▸ **Direction**: All records must be quoted exactly. Omit the pictures.

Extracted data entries

* BEGIN *

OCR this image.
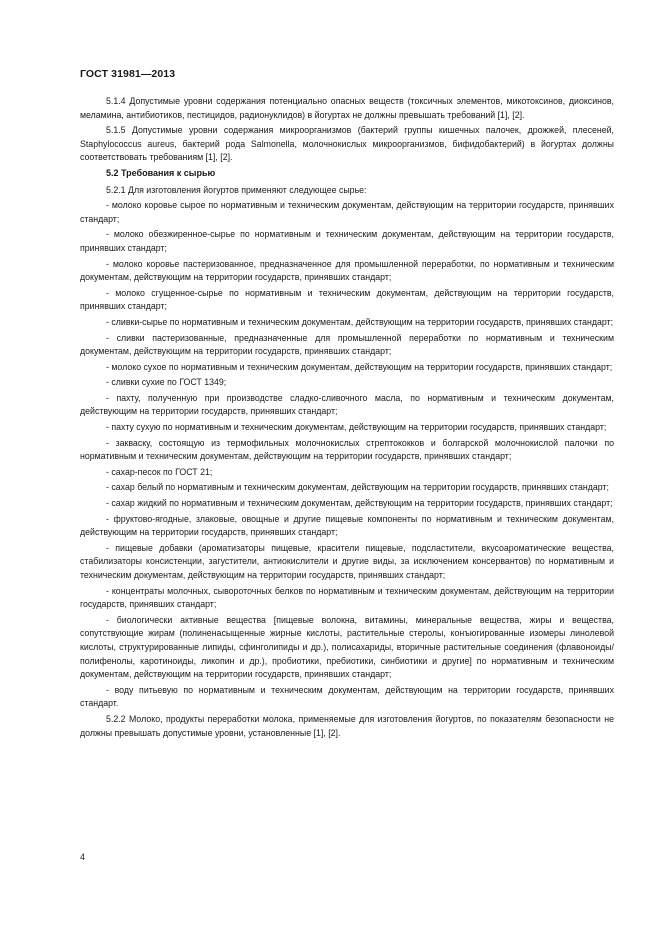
ГОСТ 31981—2013

5.1.4 Допустимые уровни содержания потенциально опасных веществ (токсичных элементов, микотоксинов, диоксинов, меламина, антибиотиков, пестицидов, радионуклидов) в йогуртах не должны превышать требований [1], [2].

5.1.5 Допустимые уровни содержания микроорганизмов (бактерий группы кишечных палочек, дрожжей, плесеней, Staphylococcus aureus, бактерий рода Salmonella, молочнокислых микроорганизмов, бифидобактерий) в йогуртах должны соответствовать требованиям [1], [2].

5.2 Требования к сырью

5.2.1 Для изготовления йогуртов применяют следующее сырье:

- молоко коровье сырое по нормативным и техническим документам, действующим на территории государств, принявших стандарт;

- молоко обезжиренное-сырье по нормативным и техническим документам, действующим на территории государств, принявших стандарт;

- молоко коровье пастеризованное, предназначенное для промышленной переработки, по нормативным и техническим документам, действующим на территории государств, принявших стандарт;

- молоко сгущенное-сырье по нормативным и техническим документам, действующим на территории государств, принявших стандарт;

- сливки-сырье по нормативным и техническим документам, действующим на территории государств, принявших стандарт;

- сливки пастеризованные, предназначенные для промышленной переработки по нормативным и техническим документам, действующим на территории государств, принявших стандарт;

- молоко сухое по нормативным и техническим документам, действующим на территории государств, принявших стандарт;

- сливки сухие по ГОСТ 1349;

- пахту, полученную при производстве сладко-сливочного масла, по нормативным и техническим документам, действующим на территории государств, принявших стандарт;

- пахту сухую по нормативным и техническим документам, действующим на территории государств, принявших стандарт;

- закваску, состоящую из термофильных молочнокислых стрептококков и болгарской молочнокислой палочки по нормативным и техническим документам, действующим на территории государств, принявших стандарт;

- сахар-песок по ГОСТ 21;

- сахар белый по нормативным и техническим документам, действующим на территории государств, принявших стандарт;

- сахар жидкий по нормативным и техническим документам, действующим на территории государств, принявших стандарт;

- фруктово-ягодные, злаковые, овощные и другие пищевые компоненты по нормативным и техническим документам, действующим на территории государств, принявших стандарт;

- пищевые добавки (ароматизаторы пищевые, красители пищевые, подсластители, вкусоароматические вещества, стабилизаторы консистенции, загустители, антиокислители и другие виды, за исключением консервантов) по нормативным и техническим документам, действующим на территории государств, принявших стандарт;

- концентраты молочных, сывороточных белков по нормативным и техническим документам, действующим на территории государств, принявших стандарт;

- биологически активные вещества [пищевые волокна, витамины, минеральные вещества, жиры и вещества, сопутствующие жирам (полиненасыщенные жирные кислоты, растительные стеролы, конъюгированные изомеры линолевой кислоты, структурированные липиды, сфинголипиды и др.), полисахариды, вторичные растительные соединения (флавоноиды/полифенолы, каротиноиды, ликопин и др.), пробиотики, пребиотики, синбиотики и другие] по нормативным и техническим документам, действующим на территории государств, принявших стандарт;

- воду питьевую по нормативным и техническим документам, действующим на территории государств, принявших стандарт.

5.2.2 Молоко, продукты переработки молока, применяемые для изготовления йогуртов, по показателям безопасности не должны превышать допустимые уровни, установленные [1], [2].

4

* END *

▸ **Worked solution**:
OCR this image.
ГОСТ 31981—2013

5.1.4 Допустимые уровни содержания потенциально опасных веществ (токсичных элементов, микотоксинов, диоксинов, меламина, антибиотиков, пестицидов, радионуклидов) в йогуртах не должны превышать требований [1], [2].

5.1.5 Допустимые уровни содержания микроорганизмов (бактерий группы кишечных палочек, дрожжей, плесеней, Staphylococcus aureus, бактерий рода Salmonella, молочнокислых микроорганизмов, бифидобактерий) в йогуртах должны соответствовать требованиям [1], [2].

5.2 Требования к сырью

5.2.1 Для изготовления йогуртов применяют следующее сырье:

- молоко коровье сырое по нормативным и техническим документам, действующим на территории государств, принявших стандарт;

- молоко обезжиренное-сырье по нормативным и техническим документам, действующим на территории государств, принявших стандарт;

- молоко коровье пастеризованное, предназначенное для промышленной переработки, по нормативным и техническим документам, действующим на территории государств, принявших стандарт;

- молоко сгущенное-сырье по нормативным и техническим документам, действующим на территории государств, принявших стандарт;

- сливки-сырье по нормативным и техническим документам, действующим на территории государств, принявших стандарт;

- сливки пастеризованные, предназначенные для промышленной переработки по нормативным и техническим документам, действующим на территории государств, принявших стандарт;

- молоко сухое по нормативным и техническим документам, действующим на территории государств, принявших стандарт;

- сливки сухие по ГОСТ 1349;

- пахту, полученную при производстве сладко-сливочного масла, по нормативным и техническим документам, действующим на территории государств, принявших стандарт;

- пахту сухую по нормативным и техническим документам, действующим на территории государств, принявших стандарт;

- закваску, состоящую из термофильных молочнокислых стрептококков и болгарской молочнокислой палочки по нормативным и техническим документам, действующим на территории государств, принявших стандарт;

- сахар-песок по ГОСТ 21;

- сахар белый по нормативным и техническим документам, действующим на территории государств, принявших стандарт;

- сахар жидкий по нормативным и техническим документам, действующим на территории государств, принявших стандарт;

- фруктово-ягодные, злаковые, овощные и другие пищевые компоненты по нормативным и техническим документам, действующим на территории государств, принявших стандарт;

- пищевые добавки (ароматизаторы пищевые, красители пищевые, подсластители, вкусоароматические вещества, стабилизаторы консистенции, загустители, антиокислители и другие виды, за исключением консервантов) по нормативным и техническим документам, действующим на территории государств, принявших стандарт;

- концентраты молочных, сывороточных белков по нормативным и техническим документам, действующим на территории государств, принявших стандарт;

- биологически активные вещества [пищевые волокна, витамины, минеральные вещества, жиры и вещества, сопутствующие жирам (полиненасыщенные жирные кислоты, растительные стеролы, конъюгированные изомеры линолевой кислоты, структурированные липиды, сфинголипиды и др.), полисахариды, вторичные растительные соединения (флавоноиды/полифенолы, каротиноиды, ликопин и др.), пробиотики, пребиотики, синбиотики и другие] по нормативным и техническим документам, действующим на территории государств, принявших стандарт;

- воду питьевую по нормативным и техническим документам, действующим на территории государств, принявших стандарт.

5.2.2 Молоко, продукты переработки молока, применяемые для изготовления йогуртов, по показателям безопасности не должны превышать допустимые уровни, установленные [1], [2].

4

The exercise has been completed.